[Data records]
__________________________________________________
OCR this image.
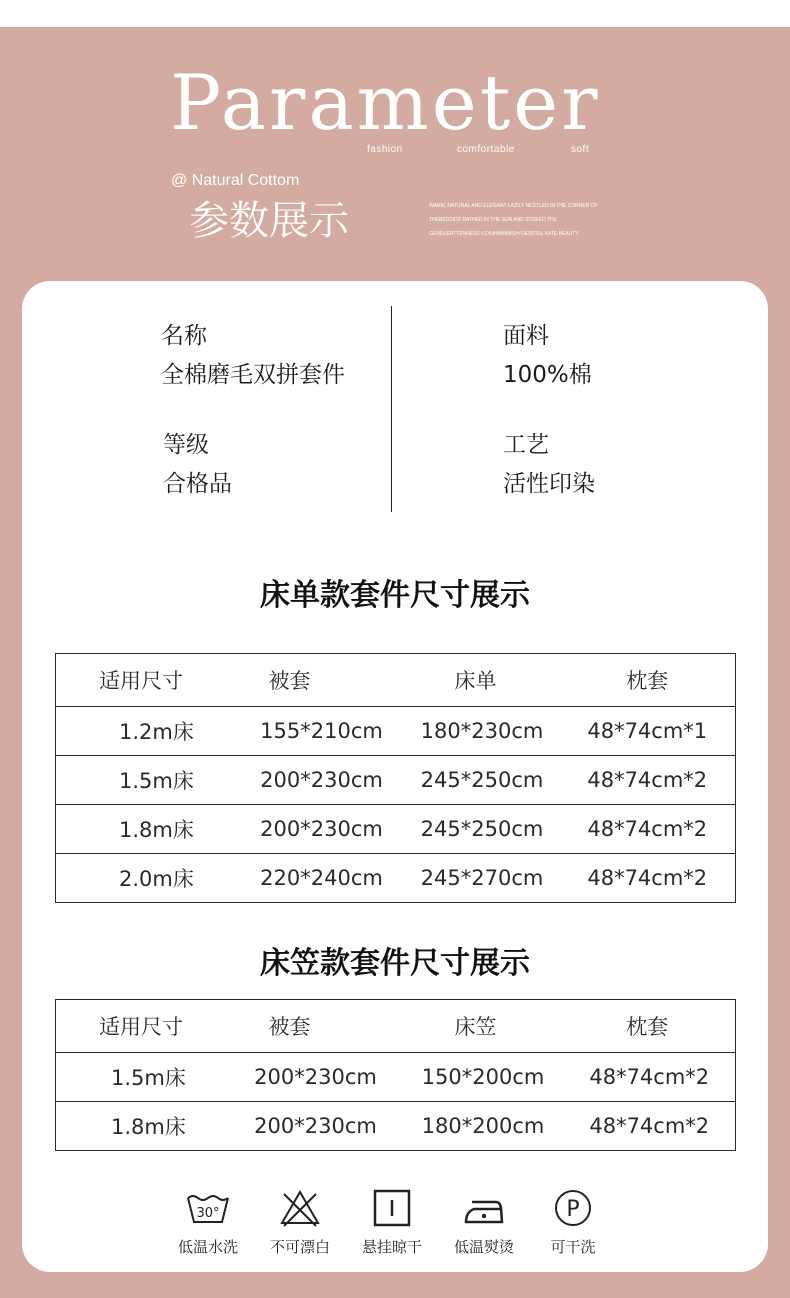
Parameter
fashion	comfortable	soft
@ Natural Cottom
参数展示	WARM, NATURAL AND ELEGANT LAZILY NESTLED IN THE CORNER OF
THEBEDSIDD BATHED IN THE SUN AND STOKED THE
GENDLERTTENNESS ILDINHMIMMISH DESITSIL KATE BEAUTY

名称

全棉磨毛双拼套件

面料

100%棉

等级

合格品

工艺

活性印染

床单款套件尺寸展示
适用尺寸	被套	床单	枕套
1.2m床	155*210cm	180*230cm	48*74cm*1
1.5m床	200*230cm	245*250cm	48*74cm*2
1.8m床	200*230cm	245*250cm	48*74cm*2
2.0m床	220*240cm	245*270cm	48*74cm*2
床笠款套件尺寸展示
适用尺寸	被套	床笠	枕套
1.5m床	200*230cm	150*200cm	48*74cm*2
1.8m床	200*230cm	180*200cm	48*74cm*2
30°
低温水洗	不可漂白	悬挂晾干	低温熨烫
P
可干洗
__________________________________________________
▶ WHAT THE TASK REQUIRES:
All entries must be written out again exactly as given, with no pictures in the copy.

▶ RESPONSE TO THIS EXERCISE:
OCR this image.
Parameter
fashion	comfortable	soft
@ Natural Cottom
参数展示	WARM, NATURAL AND ELEGANT LAZILY NESTLED IN THE CORNER OF
THEBEDSIDD BATHED IN THE SUN AND STOKED THE
GENDLERTTENNESS ILDINHMIMMISH DESITSIL KATE BEAUTY

名称

全棉磨毛双拼套件

面料

100%棉

等级

合格品

工艺

活性印染

床单款套件尺寸展示
适用尺寸	被套	床单	枕套
1.2m床	155*210cm	180*230cm	48*74cm*1
1.5m床	200*230cm	245*250cm	48*74cm*2
1.8m床	200*230cm	245*250cm	48*74cm*2
2.0m床	220*240cm	245*270cm	48*74cm*2
床笠款套件尺寸展示
适用尺寸	被套	床笠	枕套
1.5m床	200*230cm	150*200cm	48*74cm*2
1.8m床	200*230cm	180*200cm	48*74cm*2
30°
低温水洗	不可漂白	悬挂晾干	低温熨烫
P
可干洗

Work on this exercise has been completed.